TO DO: Tally the lines that hold the string "Stop", and reply with the count alone.

════

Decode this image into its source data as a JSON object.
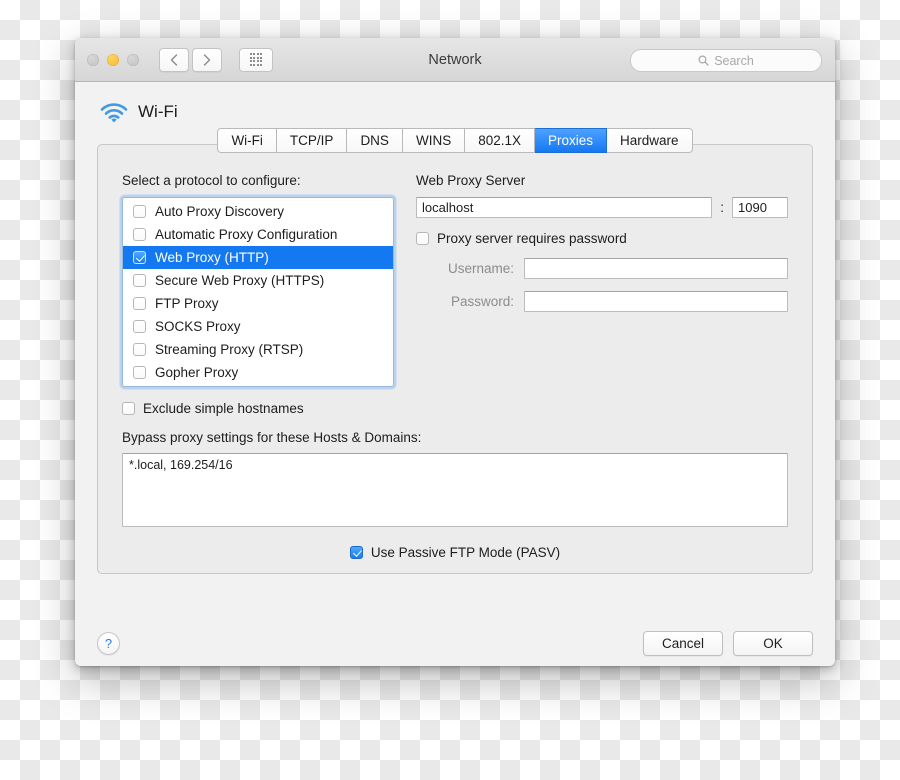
{
  "window": {
    "title": "Network",
    "traffic_lights": [
      {
        "name": "close",
        "color": "#c9c9c9"
      },
      {
        "name": "minimize",
        "color": "#f5bb2f"
      },
      {
        "name": "zoom",
        "color": "#c9c9c9"
      }
    ],
    "nav": {
      "back": "‹",
      "forward": "›",
      "grid": "show-all-icon"
    },
    "search": {
      "placeholder": "Search",
      "value": "",
      "icon": "search-icon"
    }
  },
  "service": {
    "name": "Wi-Fi",
    "icon": "wifi-icon"
  },
  "tabs": [
    {
      "label": "Wi-Fi",
      "selected": false
    },
    {
      "label": "TCP/IP",
      "selected": false
    },
    {
      "label": "DNS",
      "selected": false
    },
    {
      "label": "WINS",
      "selected": false
    },
    {
      "label": "802.1X",
      "selected": false
    },
    {
      "label": "Proxies",
      "selected": true
    },
    {
      "label": "Hardware",
      "selected": false
    }
  ],
  "protocols": {
    "label": "Select a protocol to configure:",
    "items": [
      {
        "label": "Auto Proxy Discovery",
        "checked": false,
        "selected": false
      },
      {
        "label": "Automatic Proxy Configuration",
        "checked": false,
        "selected": false
      },
      {
        "label": "Web Proxy (HTTP)",
        "checked": true,
        "selected": true
      },
      {
        "label": "Secure Web Proxy (HTTPS)",
        "checked": false,
        "selected": false
      },
      {
        "label": "FTP Proxy",
        "checked": false,
        "selected": false
      },
      {
        "label": "SOCKS Proxy",
        "checked": false,
        "selected": false
      },
      {
        "label": "Streaming Proxy (RTSP)",
        "checked": false,
        "selected": false
      },
      {
        "label": "Gopher Proxy",
        "checked": false,
        "selected": false
      }
    ]
  },
  "proxy_server": {
    "title": "Web Proxy Server",
    "host": "localhost",
    "host_placeholder": "",
    "separator": ":",
    "port": "1090",
    "requires_password_label": "Proxy server requires password",
    "requires_password_checked": false,
    "username_label": "Username:",
    "username_value": "",
    "password_label": "Password:",
    "password_value": ""
  },
  "bypass": {
    "exclude_label": "Exclude simple hostnames",
    "exclude_checked": false,
    "label": "Bypass proxy settings for these Hosts & Domains:",
    "value": "*.local, 169.254/16"
  },
  "pasv": {
    "label": "Use Passive FTP Mode (PASV)",
    "checked": true
  },
  "footer": {
    "help": "?",
    "cancel": "Cancel",
    "ok": "OK"
  },
  "colors": {
    "accent_blue": "#1478f0",
    "selected_tab_blue": "#1578f2",
    "wifi_blue": "#2f8fe0",
    "help_blue": "#2f7fe8"
  }
}
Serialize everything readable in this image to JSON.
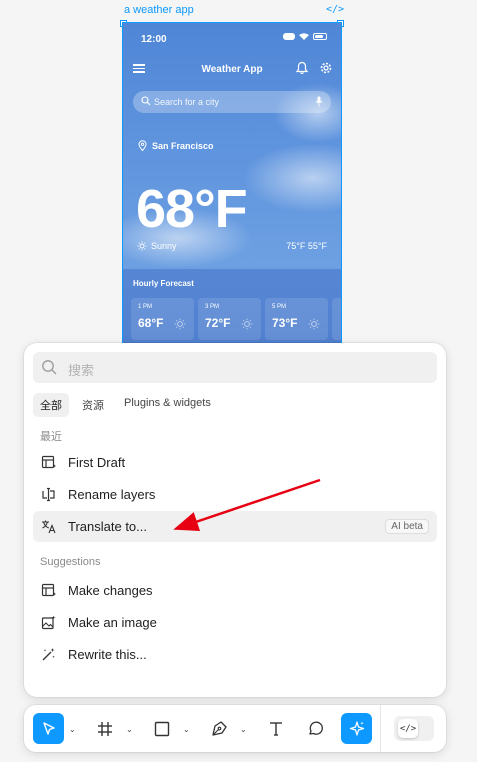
{
  "canvas": {
    "frame_label": "a weather app",
    "code_glyph": "</>"
  },
  "weather_app": {
    "status_time": "12:00",
    "title": "Weather App",
    "search_placeholder": "Search for a city",
    "location": "San Francisco",
    "temperature": "68°F",
    "condition": "Sunny",
    "high_low": "75°F  55°F",
    "hourly_title": "Hourly Forecast",
    "hourly": [
      {
        "time": "1 PM",
        "temp": "68°F"
      },
      {
        "time": "3 PM",
        "temp": "72°F"
      },
      {
        "time": "5 PM",
        "temp": "73°F"
      }
    ]
  },
  "quick_actions": {
    "search_placeholder": "搜索",
    "tabs": [
      {
        "label": "全部",
        "active": true
      },
      {
        "label": "资源",
        "active": false
      },
      {
        "label": "Plugins & widgets",
        "active": false
      }
    ],
    "recent_label": "最近",
    "recent": [
      {
        "label": "First Draft",
        "icon": "frame-template-icon"
      },
      {
        "label": "Rename layers",
        "icon": "rename-layers-icon"
      },
      {
        "label": "Translate to...",
        "icon": "translate-icon",
        "badge": "AI beta",
        "hovered": true
      }
    ],
    "suggestions_label": "Suggestions",
    "suggestions": [
      {
        "label": "Make changes",
        "icon": "frame-template-icon"
      },
      {
        "label": "Make an image",
        "icon": "image-sparkle-icon"
      },
      {
        "label": "Rewrite this...",
        "icon": "magic-wand-icon"
      }
    ]
  },
  "toolbar": {
    "tools": [
      "move-tool",
      "frame-tool",
      "shape-tool",
      "pen-tool",
      "text-tool",
      "comment-tool",
      "actions-tool"
    ],
    "dev_mode_glyph": "</>"
  },
  "colors": {
    "accent": "#0d99ff",
    "annotation_arrow": "#e60012",
    "sky_top": "#4f86d6",
    "sky_bottom": "#6da0e2"
  }
}
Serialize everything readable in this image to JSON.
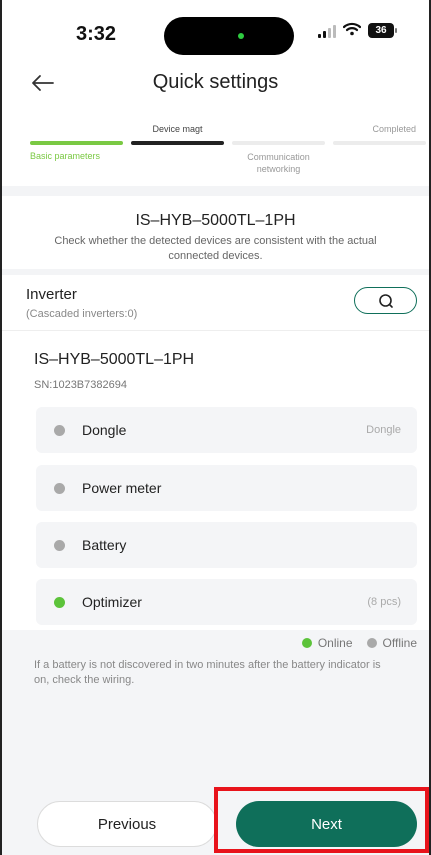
{
  "status_bar": {
    "time": "3:32",
    "battery": "36"
  },
  "header": {
    "title": "Quick settings",
    "back_icon": "back-arrow-icon"
  },
  "stepper": {
    "steps": [
      {
        "label": "Basic parameters",
        "state": "completed"
      },
      {
        "label": "Device magt",
        "state": "current"
      },
      {
        "label": "Communication networking",
        "state": "pending"
      },
      {
        "label": "Completed",
        "state": "pending"
      }
    ],
    "colors": {
      "completed": "#7ac943",
      "current": "#222222",
      "pending": "#ececec"
    }
  },
  "device_header": {
    "model": "IS–HYB–5000TL–1PH",
    "hint": "Check whether the detected devices are consistent with the actual connected devices."
  },
  "inverter": {
    "label": "Inverter",
    "cascaded": "(Cascaded inverters:0)",
    "model": "IS–HYB–5000TL–1PH",
    "sn": "SN:1023B7382694",
    "search_icon": "search-icon"
  },
  "devices": [
    {
      "name": "Dongle",
      "extra": "Dongle",
      "status": "offline"
    },
    {
      "name": "Power meter",
      "extra": "",
      "status": "offline"
    },
    {
      "name": "Battery",
      "extra": "",
      "status": "offline"
    },
    {
      "name": "Optimizer",
      "extra": "(8 pcs)",
      "status": "online"
    }
  ],
  "legend": {
    "online": "Online",
    "offline": "Offline",
    "online_color": "#5cc33a",
    "offline_color": "#a9a9a9"
  },
  "note": "If a battery is not discovered in two minutes after the battery indicator is on, check the wiring.",
  "footer": {
    "previous": "Previous",
    "next": "Next",
    "accent": "#0f6f5a",
    "highlight": "#e8131b"
  }
}
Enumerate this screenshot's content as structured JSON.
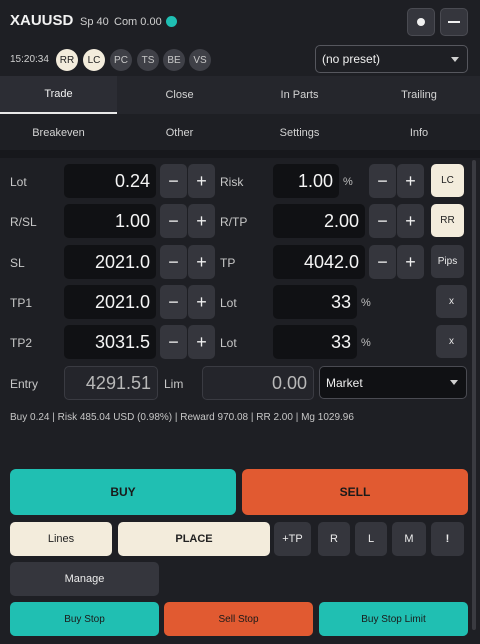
{
  "header": {
    "symbol": "XAUUSD",
    "spread": "Sp 40",
    "commission": "Com 0.00",
    "status_color": "#1fbfb3",
    "time": "15:20:34",
    "pills": [
      {
        "label": "RR",
        "active": true
      },
      {
        "label": "LC",
        "active": true
      },
      {
        "label": "PC",
        "active": false
      },
      {
        "label": "TS",
        "active": false
      },
      {
        "label": "BE",
        "active": false
      },
      {
        "label": "VS",
        "active": false
      }
    ],
    "preset": "(no preset)"
  },
  "tabs_row1": [
    "Trade",
    "Close",
    "In Parts",
    "Trailing"
  ],
  "tabs_row2": [
    "Breakeven",
    "Other",
    "Settings",
    "Info"
  ],
  "active_tab": "Trade",
  "fields": {
    "lot": {
      "label": "Lot",
      "value": "0.24"
    },
    "risk": {
      "label": "Risk",
      "value": "1.00",
      "unit": "%"
    },
    "rsl": {
      "label": "R/SL",
      "value": "1.00"
    },
    "rtp": {
      "label": "R/TP",
      "value": "2.00"
    },
    "sl": {
      "label": "SL",
      "value": "2021.0"
    },
    "tp": {
      "label": "TP",
      "value": "4042.0"
    },
    "tp1": {
      "label": "TP1",
      "value": "2021.0"
    },
    "tp1_lot": {
      "label": "Lot",
      "value": "33",
      "unit": "%"
    },
    "tp2": {
      "label": "TP2",
      "value": "3031.5"
    },
    "tp2_lot": {
      "label": "Lot",
      "value": "33",
      "unit": "%"
    },
    "entry": {
      "label": "Entry",
      "value": "4291.51"
    },
    "lim": {
      "label": "Lim",
      "value": "0.00"
    },
    "order_type": "Market"
  },
  "side_buttons": {
    "lc": "LC",
    "rr": "RR",
    "pips": "Pips",
    "x1": "x",
    "x2": "x"
  },
  "plus": "+",
  "minus": "−",
  "summary": "Buy 0.24 | Risk 485.04 USD (0.98%) | Reward 970.08 | RR 2.00 | Mg 1029.96",
  "actions": {
    "buy": "BUY",
    "sell": "SELL",
    "lines": "Lines",
    "place": "PLACE",
    "plus_tp": "+TP",
    "r": "R",
    "l": "L",
    "m": "M",
    "bang": "!",
    "manage": "Manage",
    "buy_stop": "Buy Stop",
    "sell_stop": "Sell Stop",
    "buy_stop_limit": "Buy Stop Limit"
  },
  "colors": {
    "buy": "#20bfb2",
    "sell": "#e15a31",
    "cream": "#f3ecdc"
  }
}
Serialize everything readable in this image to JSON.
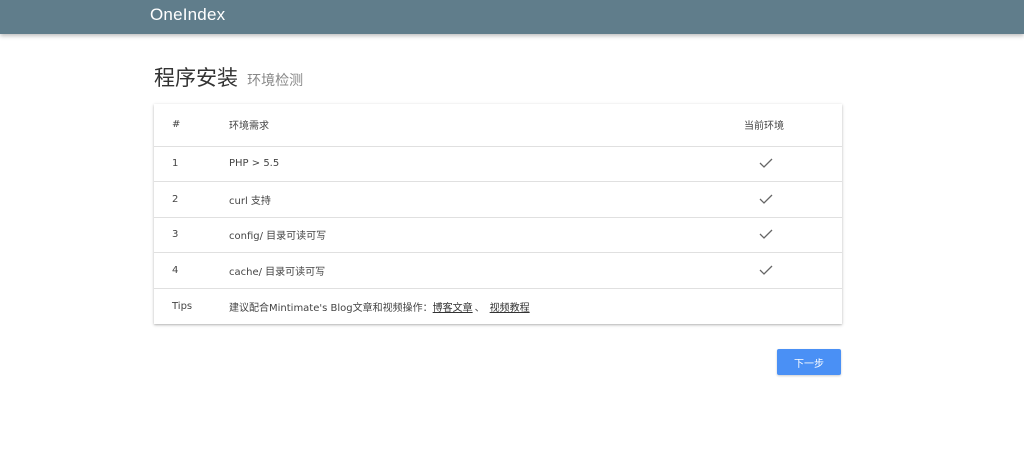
{
  "app": {
    "brand": "OneIndex"
  },
  "page": {
    "title": "程序安装",
    "subtitle": "环境检测"
  },
  "table": {
    "headers": [
      "#",
      "环境需求",
      "当前环境"
    ],
    "rows": [
      {
        "index": "1",
        "requirement": "PHP > 5.5",
        "status": "check-icon"
      },
      {
        "index": "2",
        "requirement": "curl 支持",
        "status": "check-icon"
      },
      {
        "index": "3",
        "requirement": "config/ 目录可读可写",
        "status": "check-icon"
      },
      {
        "index": "4",
        "requirement": "cache/ 目录可读可写",
        "status": "check-icon"
      }
    ],
    "tips": {
      "label": "Tips",
      "text": "建议配合Mintimate's Blog文章和视频操作：",
      "link1": "博客文章",
      "separator": "、",
      "link2": "视频教程"
    }
  },
  "actions": {
    "next_label": "下一步"
  },
  "colors": {
    "topbar": "#607d8b",
    "button": "#4a90f5",
    "check": "#666666"
  }
}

════

RESULT OF THE EXERCISE: 3